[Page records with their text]
☆ ☆ ☆ ☆

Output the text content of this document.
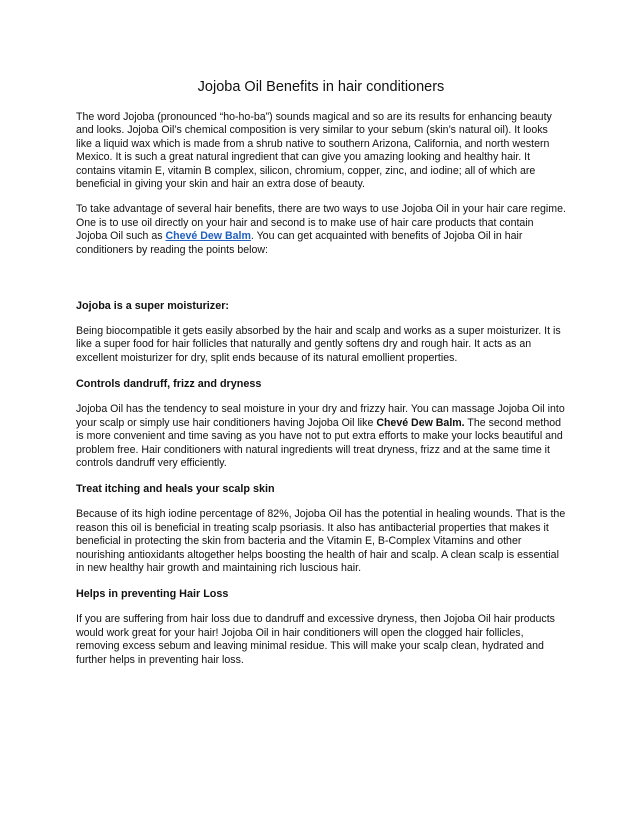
Jojoba Oil Benefits in hair conditioners

The word Jojoba (pronounced “ho-ho-ba”) sounds magical and so are its results for enhancing beauty and looks. Jojoba Oil’s chemical composition is very similar to your sebum (skin’s natural oil). It looks like a liquid wax which is made from a shrub native to southern Arizona, California, and north western Mexico. It is such a great natural ingredient that can give you amazing looking and healthy hair. It contains vitamin E, vitamin B complex, silicon, chromium, copper, zinc, and iodine; all of which are beneficial in giving your skin and hair an extra dose of beauty.

To take advantage of several hair benefits, there are two ways to use Jojoba Oil in your hair care regime. One is to use oil directly on your hair and second is to make use of hair care products that contain Jojoba Oil such as Chevé Dew Balm. You can get acquainted with benefits of Jojoba Oil in hair conditioners by reading the points below:

Jojoba is a super moisturizer:

Being biocompatible it gets easily absorbed by the hair and scalp and works as a super moisturizer. It is like a super food for hair follicles that naturally and gently softens dry and rough hair. It acts as an excellent moisturizer for dry, split ends because of its natural emollient properties.

Controls dandruff, frizz and dryness

Jojoba Oil has the tendency to seal moisture in your dry and frizzy hair. You can massage Jojoba Oil into your scalp or simply use hair conditioners having Jojoba Oil like Chevé Dew Balm. The second method is more convenient and time saving as you have not to put extra efforts to make your locks beautiful and problem free. Hair conditioners with natural ingredients will treat dryness, frizz and at the same time it controls dandruff very efficiently.

Treat itching and heals your scalp skin

Because of its high iodine percentage of 82%, Jojoba Oil has the potential in healing wounds. That is the reason this oil is beneficial in treating scalp psoriasis. It also has antibacterial properties that makes it beneficial in protecting the skin from bacteria and the Vitamin E, B-Complex Vitamins and other nourishing antioxidants altogether helps boosting the health of hair and scalp. A clean scalp is essential in new healthy hair growth and maintaining rich luscious hair.

Helps in preventing Hair Loss

If you are suffering from hair loss due to dandruff and excessive dryness, then Jojoba Oil hair products would work great for your hair! Jojoba Oil in hair conditioners will open the clogged hair follicles, removing excess sebum and leaving minimal residue. This will make your scalp clean, hydrated and further helps in preventing hair loss.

☆ ☆ ☆ ☆

*What you are asked to do*
Scan the entries above. Copy each line that has the string "natural".

*Worked solution*
The word Jojoba (pronounced “ho-ho-ba”) sounds magical and so are its results for enhancing beauty and looks. Jojoba Oil’s chemical composition is very similar to your sebum (skin’s natural oil). It looks like a liquid wax which is made from a shrub native to southern Arizona, California, and north western Mexico. It is such a great natural ingredient that can give you amazing looking and healthy hair. It contains vitamin E, vitamin B complex, silicon, chromium, copper, zinc, and iodine; all of which are beneficial in giving your skin and hair an extra dose of beauty.
Being biocompatible it gets easily absorbed by the hair and scalp and works as a super moisturizer. It is like a super food for hair follicles that naturally and gently softens dry and rough hair. It acts as an excellent moisturizer for dry, split ends because of its natural emollient properties.
Jojoba Oil has the tendency to seal moisture in your dry and frizzy hair. You can massage Jojoba Oil into your scalp or simply use hair conditioners having Jojoba Oil like Chevé Dew Balm. The second method is more convenient and time saving as you have not to put extra efforts to make your locks beautiful and problem free. Hair conditioners with natural ingredients will treat dryness, frizz and at the same time it controls dandruff very efficiently.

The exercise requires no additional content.